**PROVIDED MATERIAL**
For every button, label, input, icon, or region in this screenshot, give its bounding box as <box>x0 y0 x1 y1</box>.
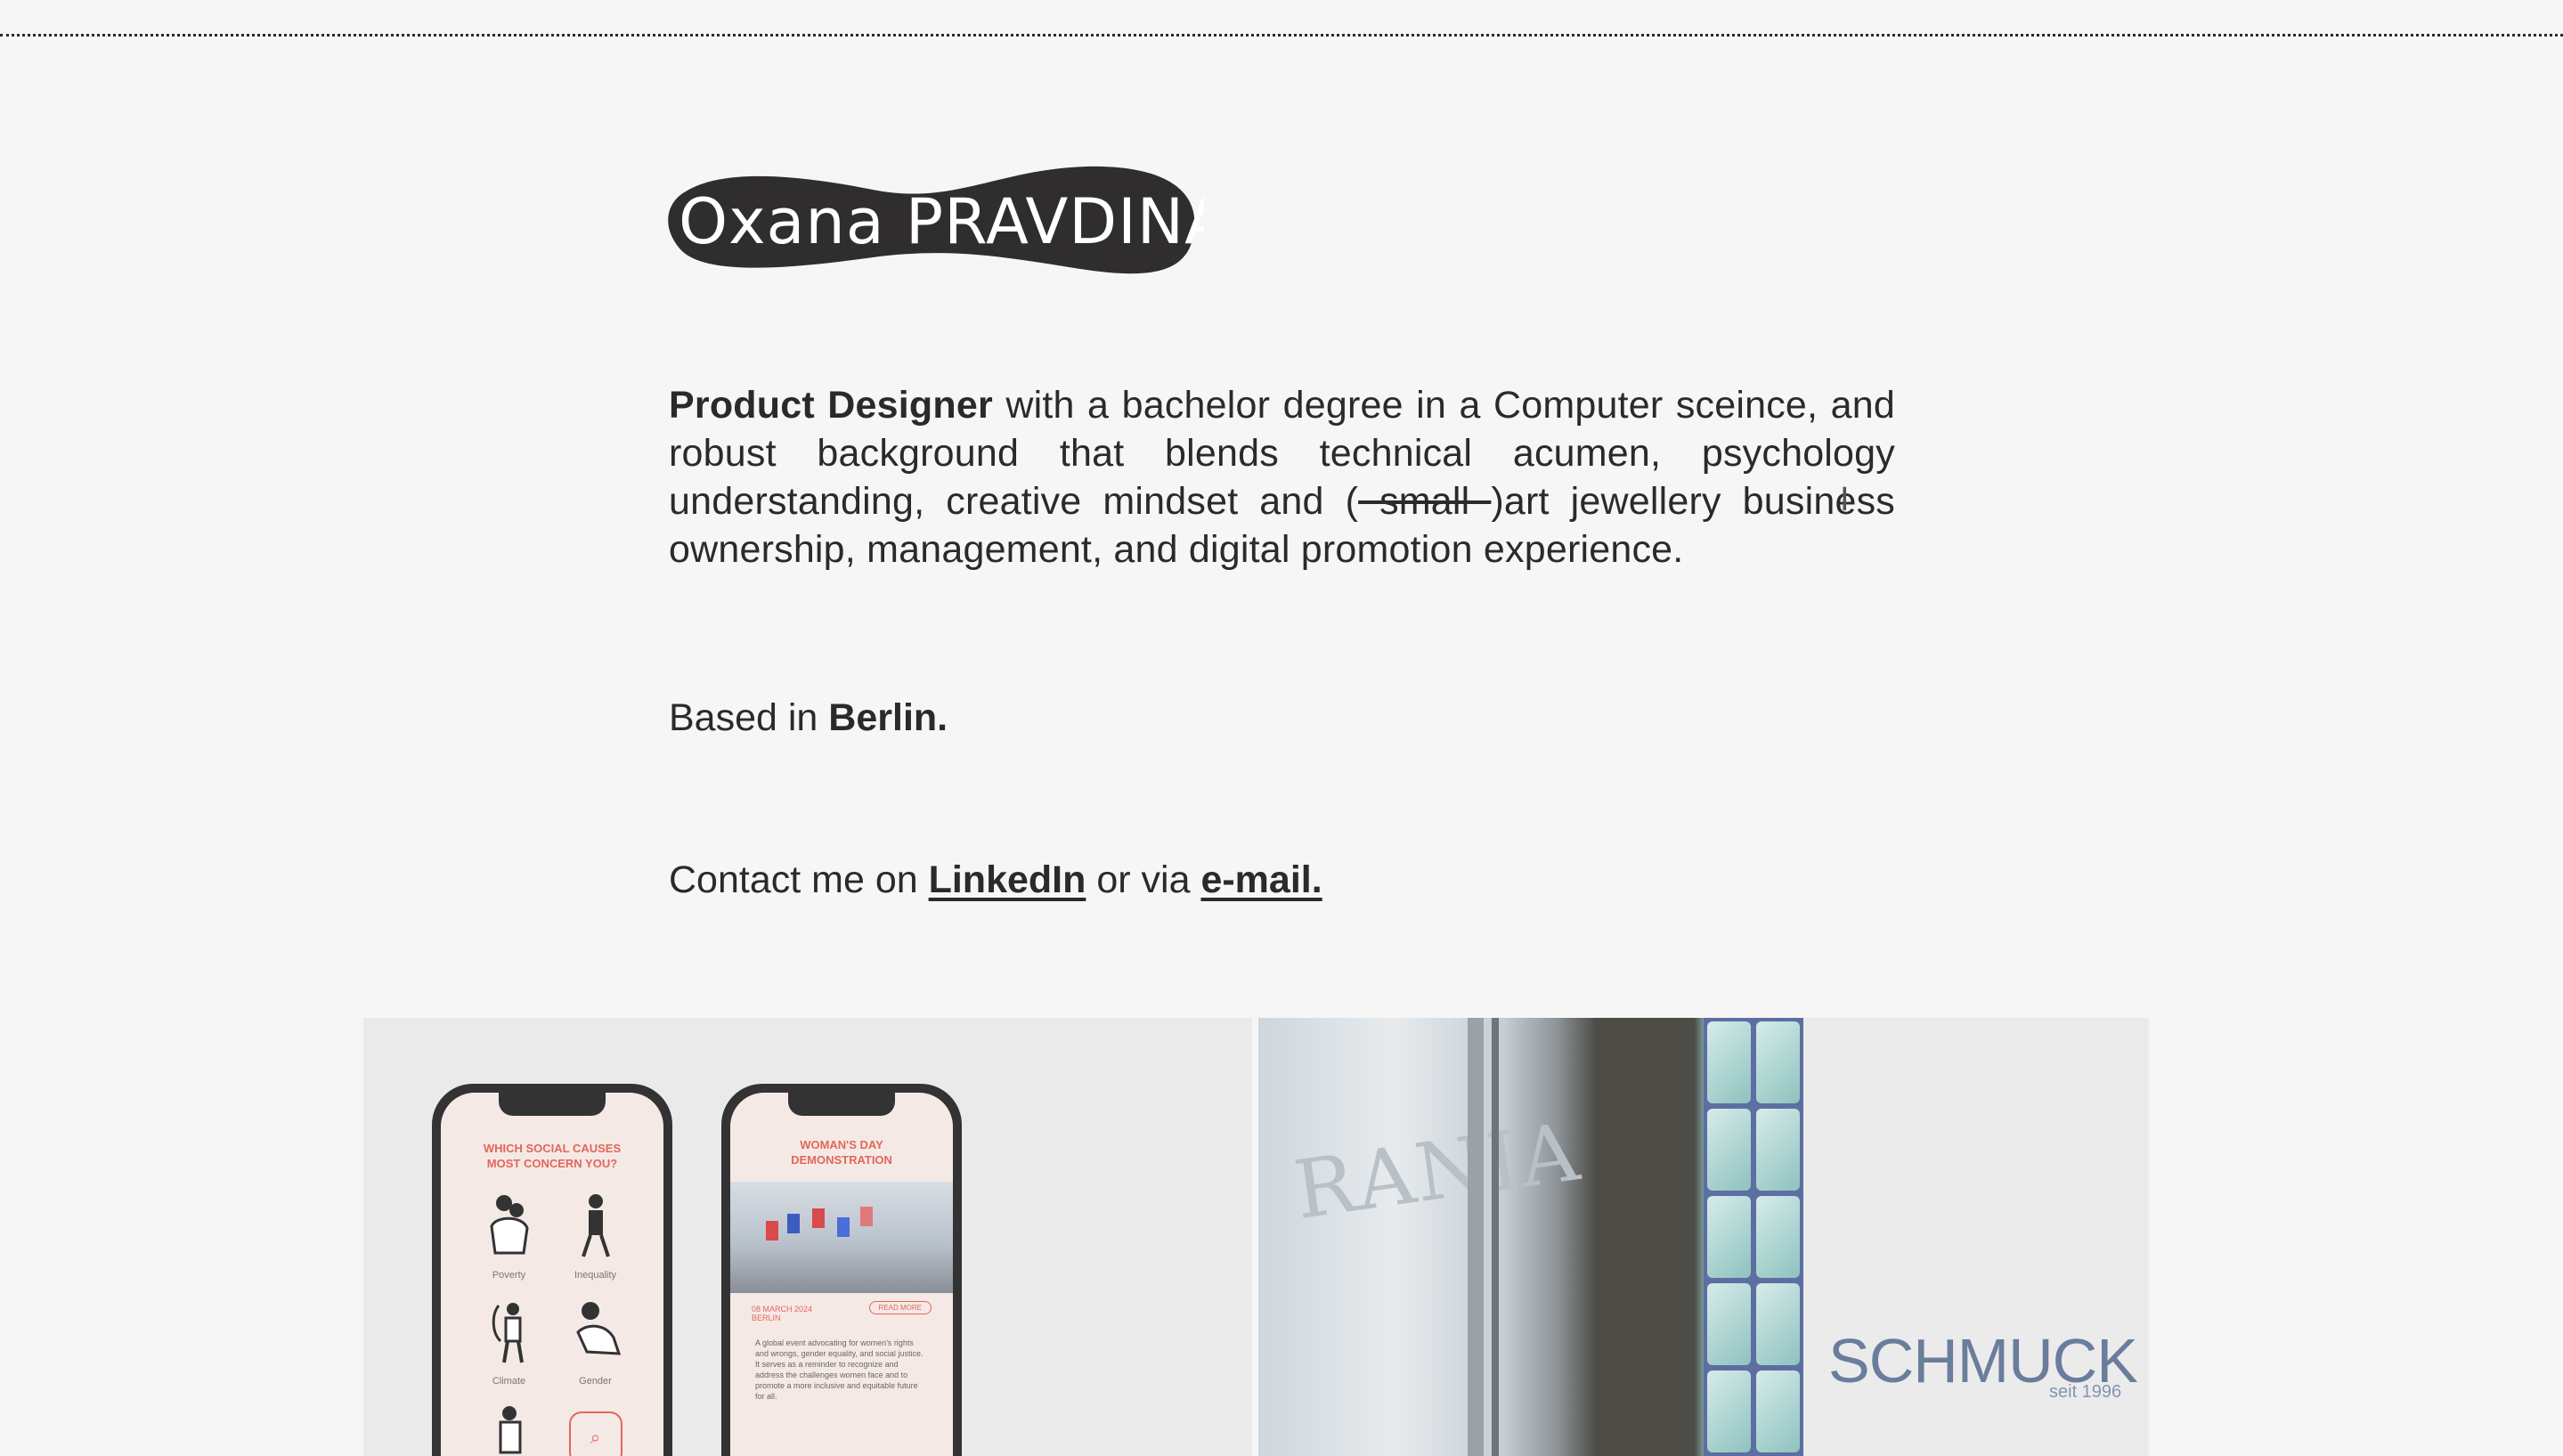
sitting-person-icon <box>575 1302 621 1355</box>
phone-mockup-causes: WHICH SOCIAL CAUSES MOST CONCERN YOU? Po… <box>432 1084 672 1456</box>
role-title: Product Designer <box>669 384 993 427</box>
cause-label: Gender <box>579 1376 612 1387</box>
cause-item <box>466 1403 552 1456</box>
person-with-backpack-icon <box>499 1406 521 1454</box>
contact-prefix: Contact me on <box>669 858 929 901</box>
flag-shape <box>860 1207 873 1226</box>
contact-middle: or via <box>1086 858 1201 901</box>
text-cursor-icon: I <box>1840 481 1850 518</box>
people-illustration-icon <box>489 1195 529 1255</box>
location-city: Berlin. <box>828 696 948 739</box>
flag-shape <box>837 1217 850 1237</box>
window-frame <box>1468 1018 1484 1456</box>
cause-item: Climate <box>466 1297 552 1387</box>
walking-person-icon <box>581 1194 610 1257</box>
email-link[interactable]: e-mail. <box>1200 858 1322 901</box>
shop-window-photo: RANIA <box>1258 1018 1803 1456</box>
phone-mockup-event: WOMAN'S DAY DEMONSTRATION 08 MARCH 2024 … <box>721 1084 962 1456</box>
phone-notch <box>499 1093 606 1116</box>
contact-line: Contact me on LinkedIn or via e-mail. <box>669 855 1322 905</box>
cause-item: Gender <box>552 1297 639 1387</box>
phone-notch <box>788 1093 895 1116</box>
logo[interactable]: Oxana PRAVDINA <box>668 165 1204 276</box>
flag-shape <box>787 1214 800 1233</box>
window-frame <box>1492 1018 1499 1456</box>
logo-text: Oxana PRAVDINA <box>679 185 1204 258</box>
phone-title-event: WOMAN'S DAY DEMONSTRATION <box>791 1138 892 1167</box>
event-description: A global event advocating for women's ri… <box>755 1338 923 1401</box>
causes-grid: Poverty Inequality Climate Gender ⌕ <box>466 1191 639 1456</box>
flag-shape <box>766 1221 778 1240</box>
cause-item: Poverty <box>466 1191 552 1281</box>
engraved-glass-text: RANIA <box>1289 1105 1586 1238</box>
read-more-button[interactable]: READ MORE <box>868 1301 932 1314</box>
search-icon[interactable]: ⌕ <box>568 1411 622 1456</box>
cause-label: Climate <box>492 1376 526 1387</box>
linkedin-link[interactable]: LinkedIn <box>929 858 1086 901</box>
bio-struck-word: small <box>1358 480 1492 523</box>
cause-item[interactable]: ⌕ <box>552 1403 639 1456</box>
event-place: BERLIN <box>752 1314 781 1322</box>
flag-shape <box>812 1208 825 1228</box>
brand-since: seit 1996 <box>2049 1382 2122 1402</box>
top-divider <box>0 34 2563 37</box>
phone-screen: WHICH SOCIAL CAUSES MOST CONCERN YOU? Po… <box>441 1093 663 1456</box>
bio-paragraph: Product Designer with a bachelor degree … <box>669 381 1895 573</box>
phone-title-causes: WHICH SOCIAL CAUSES MOST CONCERN YOU? <box>483 1142 622 1170</box>
demonstration-photo <box>730 1182 953 1293</box>
project-card-social-app[interactable]: WHICH SOCIAL CAUSES MOST CONCERN YOU? Po… <box>363 1018 1252 1456</box>
person-with-plant-icon <box>492 1303 524 1363</box>
project-card-schmuck[interactable]: RANIA SCHMUCK seit 1996 <box>1258 1018 2149 1456</box>
cause-label: Poverty <box>492 1270 526 1281</box>
location-prefix: Based in <box>669 696 829 739</box>
cause-item: Inequality <box>552 1191 639 1281</box>
phone-screen: WOMAN'S DAY DEMONSTRATION 08 MARCH 2024 … <box>730 1093 953 1456</box>
cause-label: Inequality <box>574 1270 617 1281</box>
location-line: Based in Berlin. <box>669 693 948 743</box>
glass-block-wall <box>1704 1018 1803 1456</box>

**STATED TASK**
Repeat these lines with "screenshot" switched to "image" throughout and nothing else changed, and leave the pictures out of your answer.

**ANSWER TO THE PROBLEM**
For every button, label, input, icon, or region in this image, give its bounding box as <box>x0 y0 x1 y1</box>.
sitting-person-icon <box>575 1302 621 1355</box>
phone-mockup-causes: WHICH SOCIAL CAUSES MOST CONCERN YOU? Po… <box>432 1084 672 1456</box>
role-title: Product Designer <box>669 384 993 427</box>
cause-label: Gender <box>579 1376 612 1387</box>
cause-item <box>466 1403 552 1456</box>
person-with-backpack-icon <box>499 1406 521 1454</box>
contact-prefix: Contact me on <box>669 858 929 901</box>
flag-shape <box>860 1207 873 1226</box>
contact-middle: or via <box>1086 858 1201 901</box>
text-cursor-icon: I <box>1840 481 1850 518</box>
people-illustration-icon <box>489 1195 529 1255</box>
location-city: Berlin. <box>828 696 948 739</box>
flag-shape <box>837 1217 850 1237</box>
window-frame <box>1468 1018 1484 1456</box>
cause-item: Climate <box>466 1297 552 1387</box>
walking-person-icon <box>581 1194 610 1257</box>
email-link[interactable]: e-mail. <box>1200 858 1322 901</box>
shop-window-photo: RANIA <box>1258 1018 1803 1456</box>
phone-mockup-event: WOMAN'S DAY DEMONSTRATION 08 MARCH 2024 … <box>721 1084 962 1456</box>
phone-notch <box>499 1093 606 1116</box>
contact-line: Contact me on LinkedIn or via e-mail. <box>669 855 1322 905</box>
cause-item: Gender <box>552 1297 639 1387</box>
phone-notch <box>788 1093 895 1116</box>
logo[interactable]: Oxana PRAVDINA <box>668 165 1204 276</box>
flag-shape <box>787 1214 800 1233</box>
window-frame <box>1492 1018 1499 1456</box>
logo-text: Oxana PRAVDINA <box>679 185 1204 258</box>
phone-title-event: WOMAN'S DAY DEMONSTRATION <box>791 1138 892 1167</box>
event-description: A global event advocating for women's ri… <box>755 1338 923 1401</box>
causes-grid: Poverty Inequality Climate Gender ⌕ <box>466 1191 639 1456</box>
flag-shape <box>766 1221 778 1240</box>
cause-item: Poverty <box>466 1191 552 1281</box>
engraved-glass-text: RANIA <box>1289 1105 1586 1238</box>
read-more-button[interactable]: READ MORE <box>868 1301 932 1314</box>
search-icon[interactable]: ⌕ <box>568 1411 622 1456</box>
cause-label: Climate <box>492 1376 526 1387</box>
linkedin-link[interactable]: LinkedIn <box>929 858 1086 901</box>
bio-struck-word: small <box>1358 480 1492 523</box>
cause-item[interactable]: ⌕ <box>552 1403 639 1456</box>
event-place: BERLIN <box>752 1314 781 1322</box>
flag-shape <box>812 1208 825 1228</box>
brand-since: seit 1996 <box>2049 1382 2122 1402</box>
top-divider <box>0 34 2563 37</box>
phone-screen: WHICH SOCIAL CAUSES MOST CONCERN YOU? Po… <box>441 1093 663 1456</box>
bio-paragraph: Product Designer with a bachelor degree … <box>669 381 1895 573</box>
phone-title-causes: WHICH SOCIAL CAUSES MOST CONCERN YOU? <box>483 1142 622 1170</box>
demonstration-photo <box>730 1182 953 1293</box>
project-card-social-app[interactable]: WHICH SOCIAL CAUSES MOST CONCERN YOU? Po… <box>363 1018 1252 1456</box>
person-with-plant-icon <box>492 1303 524 1363</box>
project-card-schmuck[interactable]: RANIA SCHMUCK seit 1996 <box>1258 1018 2149 1456</box>
cause-label: Poverty <box>492 1270 526 1281</box>
location-prefix: Based in <box>669 696 829 739</box>
cause-item: Inequality <box>552 1191 639 1281</box>
phone-screen: WOMAN'S DAY DEMONSTRATION 08 MARCH 2024 … <box>730 1093 953 1456</box>
cause-label: Inequality <box>574 1270 617 1281</box>
location-line: Based in Berlin. <box>669 693 948 743</box>
glass-block-wall <box>1704 1018 1803 1456</box>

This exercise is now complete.